* begin Input records *

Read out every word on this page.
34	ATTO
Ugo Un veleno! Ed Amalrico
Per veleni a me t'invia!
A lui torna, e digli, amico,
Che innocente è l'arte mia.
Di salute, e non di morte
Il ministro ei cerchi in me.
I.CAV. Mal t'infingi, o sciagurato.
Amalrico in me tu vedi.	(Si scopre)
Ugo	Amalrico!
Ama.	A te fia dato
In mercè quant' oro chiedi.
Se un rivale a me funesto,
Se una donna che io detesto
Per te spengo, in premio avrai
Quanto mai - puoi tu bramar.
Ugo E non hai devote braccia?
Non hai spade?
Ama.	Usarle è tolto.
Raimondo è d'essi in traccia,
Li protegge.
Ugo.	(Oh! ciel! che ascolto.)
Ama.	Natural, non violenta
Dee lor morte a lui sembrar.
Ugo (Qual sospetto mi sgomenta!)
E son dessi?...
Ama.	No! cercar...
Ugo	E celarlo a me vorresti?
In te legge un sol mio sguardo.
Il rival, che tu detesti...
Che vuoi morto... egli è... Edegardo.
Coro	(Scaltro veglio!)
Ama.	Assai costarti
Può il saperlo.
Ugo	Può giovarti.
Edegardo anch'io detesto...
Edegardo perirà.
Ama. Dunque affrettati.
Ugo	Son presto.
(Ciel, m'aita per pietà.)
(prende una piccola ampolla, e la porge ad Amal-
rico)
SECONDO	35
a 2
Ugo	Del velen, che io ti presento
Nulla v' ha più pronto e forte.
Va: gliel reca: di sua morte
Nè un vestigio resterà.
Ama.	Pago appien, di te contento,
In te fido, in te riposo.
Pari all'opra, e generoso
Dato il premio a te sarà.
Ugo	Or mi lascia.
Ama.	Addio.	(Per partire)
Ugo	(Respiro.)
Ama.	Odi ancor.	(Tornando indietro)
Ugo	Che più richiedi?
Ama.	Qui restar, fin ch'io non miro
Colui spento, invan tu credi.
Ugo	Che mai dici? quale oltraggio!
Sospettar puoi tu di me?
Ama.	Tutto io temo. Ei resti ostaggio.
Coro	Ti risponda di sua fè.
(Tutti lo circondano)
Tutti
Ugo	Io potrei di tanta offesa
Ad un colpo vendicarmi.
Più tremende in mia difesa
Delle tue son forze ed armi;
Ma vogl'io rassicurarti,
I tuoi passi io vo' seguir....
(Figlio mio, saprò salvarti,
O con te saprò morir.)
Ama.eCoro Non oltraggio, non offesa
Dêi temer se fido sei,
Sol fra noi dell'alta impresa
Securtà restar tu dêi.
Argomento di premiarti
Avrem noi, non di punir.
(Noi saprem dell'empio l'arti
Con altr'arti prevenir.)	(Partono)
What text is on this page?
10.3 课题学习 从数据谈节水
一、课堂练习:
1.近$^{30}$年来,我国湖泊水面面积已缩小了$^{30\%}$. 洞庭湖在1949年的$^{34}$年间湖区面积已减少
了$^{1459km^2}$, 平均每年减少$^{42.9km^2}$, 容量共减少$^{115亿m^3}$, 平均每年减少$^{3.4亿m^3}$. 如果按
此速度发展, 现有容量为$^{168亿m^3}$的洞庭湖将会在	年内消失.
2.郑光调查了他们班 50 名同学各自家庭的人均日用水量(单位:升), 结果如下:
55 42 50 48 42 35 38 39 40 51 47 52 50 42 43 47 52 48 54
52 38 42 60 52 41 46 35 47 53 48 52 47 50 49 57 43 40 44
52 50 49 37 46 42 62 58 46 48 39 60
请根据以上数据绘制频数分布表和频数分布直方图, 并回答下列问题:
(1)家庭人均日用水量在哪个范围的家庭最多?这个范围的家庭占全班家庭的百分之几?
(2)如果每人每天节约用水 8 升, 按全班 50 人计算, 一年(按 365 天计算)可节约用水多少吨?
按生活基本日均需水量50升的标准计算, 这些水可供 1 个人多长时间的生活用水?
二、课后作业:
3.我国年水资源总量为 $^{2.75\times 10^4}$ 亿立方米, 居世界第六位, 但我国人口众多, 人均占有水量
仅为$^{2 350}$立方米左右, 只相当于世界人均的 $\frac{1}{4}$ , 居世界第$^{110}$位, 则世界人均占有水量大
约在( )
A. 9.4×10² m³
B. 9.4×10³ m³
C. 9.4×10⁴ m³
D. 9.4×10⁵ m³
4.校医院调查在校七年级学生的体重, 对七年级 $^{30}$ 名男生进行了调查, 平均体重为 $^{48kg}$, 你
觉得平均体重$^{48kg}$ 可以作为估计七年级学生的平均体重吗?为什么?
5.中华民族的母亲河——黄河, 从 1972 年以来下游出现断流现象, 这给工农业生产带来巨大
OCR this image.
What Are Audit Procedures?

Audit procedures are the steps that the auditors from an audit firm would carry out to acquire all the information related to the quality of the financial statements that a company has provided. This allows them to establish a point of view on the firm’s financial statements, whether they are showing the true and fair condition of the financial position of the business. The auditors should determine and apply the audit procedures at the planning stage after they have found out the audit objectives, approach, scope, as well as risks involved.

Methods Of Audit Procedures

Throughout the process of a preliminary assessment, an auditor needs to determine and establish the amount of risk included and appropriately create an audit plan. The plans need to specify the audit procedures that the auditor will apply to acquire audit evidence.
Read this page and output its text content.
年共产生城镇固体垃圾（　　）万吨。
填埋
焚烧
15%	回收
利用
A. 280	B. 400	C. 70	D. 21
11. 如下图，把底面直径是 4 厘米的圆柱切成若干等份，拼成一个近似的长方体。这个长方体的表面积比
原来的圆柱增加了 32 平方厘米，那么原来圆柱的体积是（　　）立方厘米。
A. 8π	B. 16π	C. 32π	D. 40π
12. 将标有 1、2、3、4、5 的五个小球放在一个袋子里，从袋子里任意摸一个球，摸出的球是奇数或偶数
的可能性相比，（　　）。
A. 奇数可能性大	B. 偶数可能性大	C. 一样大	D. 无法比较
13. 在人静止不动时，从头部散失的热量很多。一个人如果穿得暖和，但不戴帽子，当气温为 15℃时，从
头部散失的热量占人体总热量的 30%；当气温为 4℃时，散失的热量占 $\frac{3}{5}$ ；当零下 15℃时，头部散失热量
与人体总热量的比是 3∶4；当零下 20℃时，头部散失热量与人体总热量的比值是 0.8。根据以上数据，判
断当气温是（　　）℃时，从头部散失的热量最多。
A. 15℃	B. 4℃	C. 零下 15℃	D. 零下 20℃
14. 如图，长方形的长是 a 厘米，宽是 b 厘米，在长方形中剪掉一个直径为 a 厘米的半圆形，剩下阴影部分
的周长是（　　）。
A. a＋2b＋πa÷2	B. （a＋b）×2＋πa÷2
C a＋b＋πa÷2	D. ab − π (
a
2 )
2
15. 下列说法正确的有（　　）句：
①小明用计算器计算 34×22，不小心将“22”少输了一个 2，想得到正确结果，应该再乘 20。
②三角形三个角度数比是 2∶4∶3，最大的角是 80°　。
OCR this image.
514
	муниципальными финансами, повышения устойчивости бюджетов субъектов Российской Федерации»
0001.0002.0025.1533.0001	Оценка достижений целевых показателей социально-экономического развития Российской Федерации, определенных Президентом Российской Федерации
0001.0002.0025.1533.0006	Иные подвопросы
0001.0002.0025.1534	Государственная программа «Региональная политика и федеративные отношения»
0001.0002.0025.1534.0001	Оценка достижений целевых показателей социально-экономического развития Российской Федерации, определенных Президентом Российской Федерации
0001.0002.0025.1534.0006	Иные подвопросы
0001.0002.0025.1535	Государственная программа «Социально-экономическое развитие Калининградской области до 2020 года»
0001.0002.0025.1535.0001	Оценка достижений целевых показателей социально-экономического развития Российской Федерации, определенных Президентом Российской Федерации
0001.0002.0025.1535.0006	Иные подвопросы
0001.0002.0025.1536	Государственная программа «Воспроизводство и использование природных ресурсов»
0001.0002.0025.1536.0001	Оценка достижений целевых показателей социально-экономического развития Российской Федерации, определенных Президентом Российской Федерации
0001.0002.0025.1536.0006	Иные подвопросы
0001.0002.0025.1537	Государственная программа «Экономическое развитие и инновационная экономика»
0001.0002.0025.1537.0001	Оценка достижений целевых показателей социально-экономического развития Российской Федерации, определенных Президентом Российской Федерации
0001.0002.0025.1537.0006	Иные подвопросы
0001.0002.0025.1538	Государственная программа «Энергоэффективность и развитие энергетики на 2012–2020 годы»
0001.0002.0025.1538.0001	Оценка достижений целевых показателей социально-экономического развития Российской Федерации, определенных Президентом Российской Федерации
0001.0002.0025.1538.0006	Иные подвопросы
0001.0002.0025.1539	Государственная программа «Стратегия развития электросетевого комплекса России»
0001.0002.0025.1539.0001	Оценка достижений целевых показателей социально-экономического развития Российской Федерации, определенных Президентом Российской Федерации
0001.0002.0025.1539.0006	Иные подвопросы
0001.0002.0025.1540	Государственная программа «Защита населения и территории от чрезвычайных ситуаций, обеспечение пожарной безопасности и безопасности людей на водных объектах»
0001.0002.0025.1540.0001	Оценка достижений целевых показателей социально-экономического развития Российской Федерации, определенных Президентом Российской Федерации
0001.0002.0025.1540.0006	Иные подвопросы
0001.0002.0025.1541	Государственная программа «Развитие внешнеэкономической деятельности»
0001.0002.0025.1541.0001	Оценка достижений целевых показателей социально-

* end Input records *

_Task_: Copy all lines in the listing above where the string "развития" appears.

_Response_:
0001.0002.0025.1533.0001	Оценка достижений целевых показателей социально-экономического развития Российской Федерации, определенных Президентом Российской Федерации
0001.0002.0025.1534.0001	Оценка достижений целевых показателей социально-экономического развития Российской Федерации, определенных Президентом Российской Федерации
0001.0002.0025.1535.0001	Оценка достижений целевых показателей социально-экономического развития Российской Федерации, определенных Президентом Российской Федерации
0001.0002.0025.1536.0001	Оценка достижений целевых показателей социально-экономического развития Российской Федерации, определенных Президентом Российской Федерации
0001.0002.0025.1537.0001	Оценка достижений целевых показателей социально-экономического развития Российской Федерации, определенных Президентом Российской Федерации
0001.0002.0025.1538.0001	Оценка достижений целевых показателей социально-экономического развития Российской Федерации, определенных Президентом Российской Федерации
0001.0002.0025.1539	Государственная программа «Стратегия развития электросетевого комплекса России»
0001.0002.0025.1539.0001	Оценка достижений целевых показателей социально-экономического развития Российской Федерации, определенных Президентом Российской Федерации
0001.0002.0025.1540.0001	Оценка достижений целевых показателей социально-экономического развития Российской Федерации, определенных Президентом Российской Федерации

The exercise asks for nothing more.